— Data to process —
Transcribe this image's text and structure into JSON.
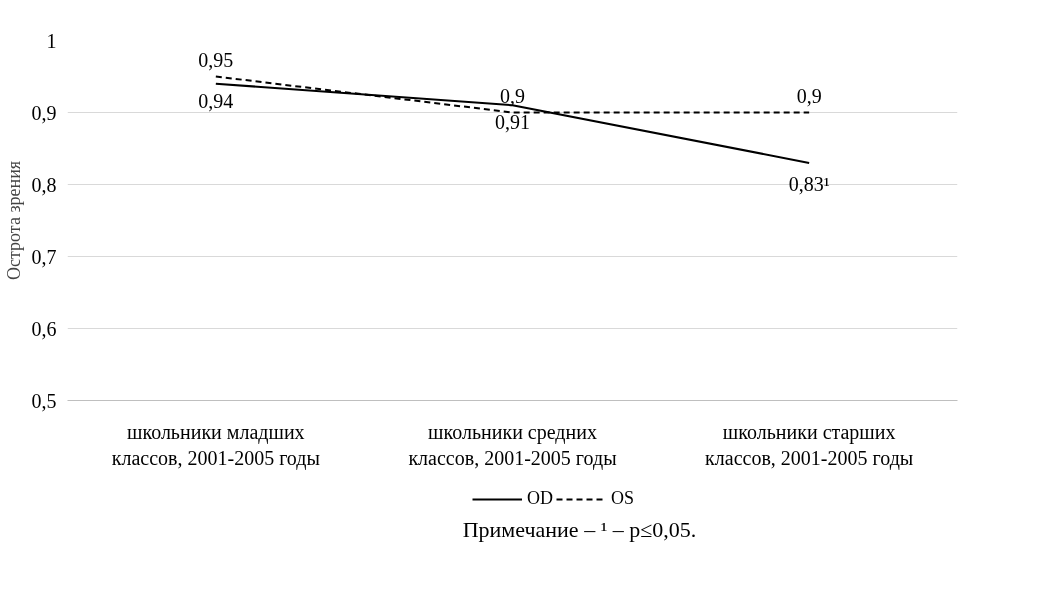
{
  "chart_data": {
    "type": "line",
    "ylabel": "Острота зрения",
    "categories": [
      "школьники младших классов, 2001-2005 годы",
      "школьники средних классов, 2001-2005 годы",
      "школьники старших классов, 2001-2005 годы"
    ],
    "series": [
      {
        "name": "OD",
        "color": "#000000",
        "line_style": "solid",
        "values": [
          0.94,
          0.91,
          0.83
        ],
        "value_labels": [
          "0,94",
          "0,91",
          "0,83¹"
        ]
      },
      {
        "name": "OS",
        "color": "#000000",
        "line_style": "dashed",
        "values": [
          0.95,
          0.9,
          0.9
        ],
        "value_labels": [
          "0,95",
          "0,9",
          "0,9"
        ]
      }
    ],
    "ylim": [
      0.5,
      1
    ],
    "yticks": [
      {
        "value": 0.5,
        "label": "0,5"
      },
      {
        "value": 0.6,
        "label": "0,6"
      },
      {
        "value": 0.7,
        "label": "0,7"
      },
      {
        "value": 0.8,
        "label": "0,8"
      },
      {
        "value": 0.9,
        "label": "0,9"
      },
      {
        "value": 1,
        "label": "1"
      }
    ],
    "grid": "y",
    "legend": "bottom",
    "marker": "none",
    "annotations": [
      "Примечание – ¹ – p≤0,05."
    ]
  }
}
--
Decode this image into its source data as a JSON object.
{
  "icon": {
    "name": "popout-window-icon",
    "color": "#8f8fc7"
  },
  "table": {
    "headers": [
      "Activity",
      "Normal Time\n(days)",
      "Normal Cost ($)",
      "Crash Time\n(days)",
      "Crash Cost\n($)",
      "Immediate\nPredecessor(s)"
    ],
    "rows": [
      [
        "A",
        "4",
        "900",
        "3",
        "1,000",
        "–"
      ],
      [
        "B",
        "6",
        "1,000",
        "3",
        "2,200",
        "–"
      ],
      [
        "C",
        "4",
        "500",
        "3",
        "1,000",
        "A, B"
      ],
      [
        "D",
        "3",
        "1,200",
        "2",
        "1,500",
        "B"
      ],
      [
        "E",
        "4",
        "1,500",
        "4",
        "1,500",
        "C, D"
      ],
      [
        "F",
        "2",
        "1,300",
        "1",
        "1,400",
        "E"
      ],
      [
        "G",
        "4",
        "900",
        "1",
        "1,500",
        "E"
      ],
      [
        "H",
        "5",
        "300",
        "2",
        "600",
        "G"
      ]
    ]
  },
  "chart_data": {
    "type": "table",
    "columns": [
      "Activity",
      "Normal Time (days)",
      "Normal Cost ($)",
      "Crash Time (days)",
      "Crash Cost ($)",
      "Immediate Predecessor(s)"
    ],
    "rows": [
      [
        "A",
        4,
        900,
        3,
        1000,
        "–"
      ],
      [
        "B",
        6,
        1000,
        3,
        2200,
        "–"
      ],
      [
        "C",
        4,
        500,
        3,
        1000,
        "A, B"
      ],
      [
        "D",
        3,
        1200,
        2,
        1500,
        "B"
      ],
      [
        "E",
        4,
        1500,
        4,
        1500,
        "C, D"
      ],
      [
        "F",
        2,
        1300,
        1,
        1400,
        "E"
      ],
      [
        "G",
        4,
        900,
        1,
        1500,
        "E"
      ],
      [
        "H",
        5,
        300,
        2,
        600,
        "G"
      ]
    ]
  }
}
--
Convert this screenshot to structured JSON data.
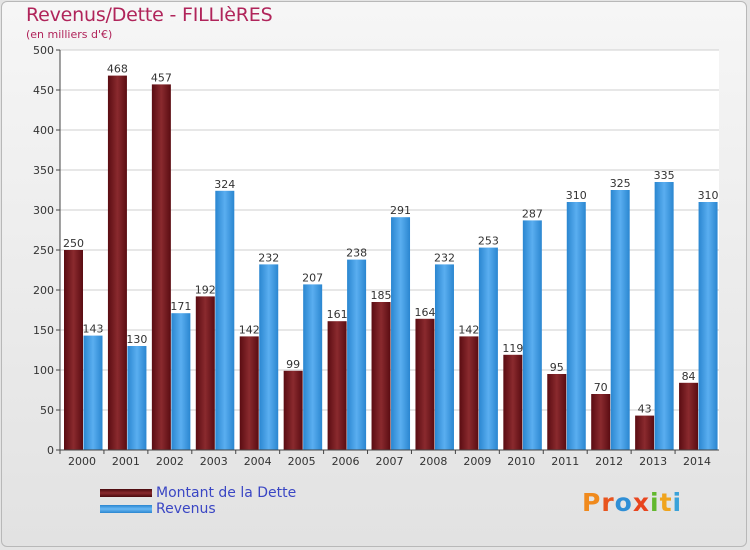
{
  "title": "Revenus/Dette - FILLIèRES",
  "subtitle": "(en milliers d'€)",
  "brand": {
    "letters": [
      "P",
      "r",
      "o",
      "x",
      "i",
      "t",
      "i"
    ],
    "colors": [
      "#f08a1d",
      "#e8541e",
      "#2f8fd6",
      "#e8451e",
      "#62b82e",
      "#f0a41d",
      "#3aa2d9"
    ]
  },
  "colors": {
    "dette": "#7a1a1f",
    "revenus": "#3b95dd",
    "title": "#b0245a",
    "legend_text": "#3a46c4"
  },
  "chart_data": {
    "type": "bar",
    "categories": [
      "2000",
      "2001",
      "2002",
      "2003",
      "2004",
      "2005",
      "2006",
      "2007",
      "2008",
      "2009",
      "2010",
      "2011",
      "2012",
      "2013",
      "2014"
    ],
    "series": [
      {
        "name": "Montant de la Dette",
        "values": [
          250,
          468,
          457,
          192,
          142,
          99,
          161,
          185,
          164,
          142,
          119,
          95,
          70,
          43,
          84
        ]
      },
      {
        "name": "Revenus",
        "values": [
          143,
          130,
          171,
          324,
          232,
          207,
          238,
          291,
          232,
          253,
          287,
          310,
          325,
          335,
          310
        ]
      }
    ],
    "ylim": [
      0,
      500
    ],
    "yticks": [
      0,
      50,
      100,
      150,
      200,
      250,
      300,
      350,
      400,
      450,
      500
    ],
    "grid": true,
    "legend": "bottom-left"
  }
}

— Written request —
Work out how many lines of the listing above include the word "классов". Report only the number.

— Reply to the task —
3